→ GIVEN DATA
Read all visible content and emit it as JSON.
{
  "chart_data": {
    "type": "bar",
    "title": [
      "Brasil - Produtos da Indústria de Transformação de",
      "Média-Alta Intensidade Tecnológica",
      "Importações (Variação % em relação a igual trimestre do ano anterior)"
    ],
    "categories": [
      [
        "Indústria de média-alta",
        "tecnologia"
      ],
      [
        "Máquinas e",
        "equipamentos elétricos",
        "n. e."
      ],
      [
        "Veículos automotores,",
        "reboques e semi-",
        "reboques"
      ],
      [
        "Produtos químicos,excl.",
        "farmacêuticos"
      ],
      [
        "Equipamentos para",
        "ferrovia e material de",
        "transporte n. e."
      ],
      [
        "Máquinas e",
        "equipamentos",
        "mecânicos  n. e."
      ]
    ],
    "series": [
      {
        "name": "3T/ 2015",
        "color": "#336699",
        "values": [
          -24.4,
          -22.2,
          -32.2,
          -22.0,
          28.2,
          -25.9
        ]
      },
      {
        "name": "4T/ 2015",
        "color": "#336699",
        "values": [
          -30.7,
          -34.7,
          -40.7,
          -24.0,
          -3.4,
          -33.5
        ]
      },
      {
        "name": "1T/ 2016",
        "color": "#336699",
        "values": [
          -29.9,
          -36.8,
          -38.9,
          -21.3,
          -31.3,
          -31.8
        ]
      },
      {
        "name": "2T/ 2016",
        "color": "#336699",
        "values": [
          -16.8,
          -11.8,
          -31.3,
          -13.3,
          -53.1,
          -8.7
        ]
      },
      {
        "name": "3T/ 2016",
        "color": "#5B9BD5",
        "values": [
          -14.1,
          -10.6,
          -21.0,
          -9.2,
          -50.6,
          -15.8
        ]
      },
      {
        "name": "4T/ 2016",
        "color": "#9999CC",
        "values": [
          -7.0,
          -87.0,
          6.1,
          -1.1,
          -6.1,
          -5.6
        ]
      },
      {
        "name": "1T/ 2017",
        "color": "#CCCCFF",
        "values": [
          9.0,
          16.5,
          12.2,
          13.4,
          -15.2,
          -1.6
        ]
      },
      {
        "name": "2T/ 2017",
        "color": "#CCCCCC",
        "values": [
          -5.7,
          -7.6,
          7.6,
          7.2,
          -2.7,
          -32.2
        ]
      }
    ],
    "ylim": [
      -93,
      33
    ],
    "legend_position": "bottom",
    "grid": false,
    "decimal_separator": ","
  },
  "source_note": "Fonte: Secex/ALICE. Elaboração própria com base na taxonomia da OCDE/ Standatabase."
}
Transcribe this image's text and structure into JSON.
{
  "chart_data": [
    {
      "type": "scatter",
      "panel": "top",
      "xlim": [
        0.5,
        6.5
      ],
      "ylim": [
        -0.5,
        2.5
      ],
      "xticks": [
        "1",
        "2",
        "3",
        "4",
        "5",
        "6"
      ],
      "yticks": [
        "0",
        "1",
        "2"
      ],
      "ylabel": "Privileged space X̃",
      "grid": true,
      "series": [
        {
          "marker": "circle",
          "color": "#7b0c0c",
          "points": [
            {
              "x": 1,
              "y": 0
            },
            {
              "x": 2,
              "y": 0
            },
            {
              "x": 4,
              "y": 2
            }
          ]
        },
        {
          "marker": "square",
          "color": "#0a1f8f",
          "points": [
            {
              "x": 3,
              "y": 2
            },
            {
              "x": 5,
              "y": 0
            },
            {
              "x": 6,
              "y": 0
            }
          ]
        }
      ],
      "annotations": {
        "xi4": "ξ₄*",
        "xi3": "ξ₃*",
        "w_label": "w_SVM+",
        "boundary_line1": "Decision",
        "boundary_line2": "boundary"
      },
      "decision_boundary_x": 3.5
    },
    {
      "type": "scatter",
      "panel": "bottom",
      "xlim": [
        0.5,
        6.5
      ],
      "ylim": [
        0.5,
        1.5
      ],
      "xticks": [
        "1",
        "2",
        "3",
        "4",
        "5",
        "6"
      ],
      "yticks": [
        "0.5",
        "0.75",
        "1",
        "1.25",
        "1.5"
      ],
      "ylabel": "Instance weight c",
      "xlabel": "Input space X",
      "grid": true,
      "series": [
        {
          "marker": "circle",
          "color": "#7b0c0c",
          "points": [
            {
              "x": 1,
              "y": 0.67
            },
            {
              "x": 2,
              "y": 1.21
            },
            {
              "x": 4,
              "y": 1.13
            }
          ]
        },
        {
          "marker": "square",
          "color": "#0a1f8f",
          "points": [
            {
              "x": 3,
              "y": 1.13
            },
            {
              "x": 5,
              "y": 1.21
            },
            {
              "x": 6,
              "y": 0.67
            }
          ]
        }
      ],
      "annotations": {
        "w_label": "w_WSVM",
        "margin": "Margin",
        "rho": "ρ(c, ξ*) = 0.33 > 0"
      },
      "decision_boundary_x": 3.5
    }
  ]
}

→ EXERCISE REQUIREMENTS
Check each line of the entries for the string "ylabel". Copy the lines that have it.

→ EXERCISE OUTPUT
      "ylabel": "Privileged space X̃",
      "ylabel": "Instance weight c",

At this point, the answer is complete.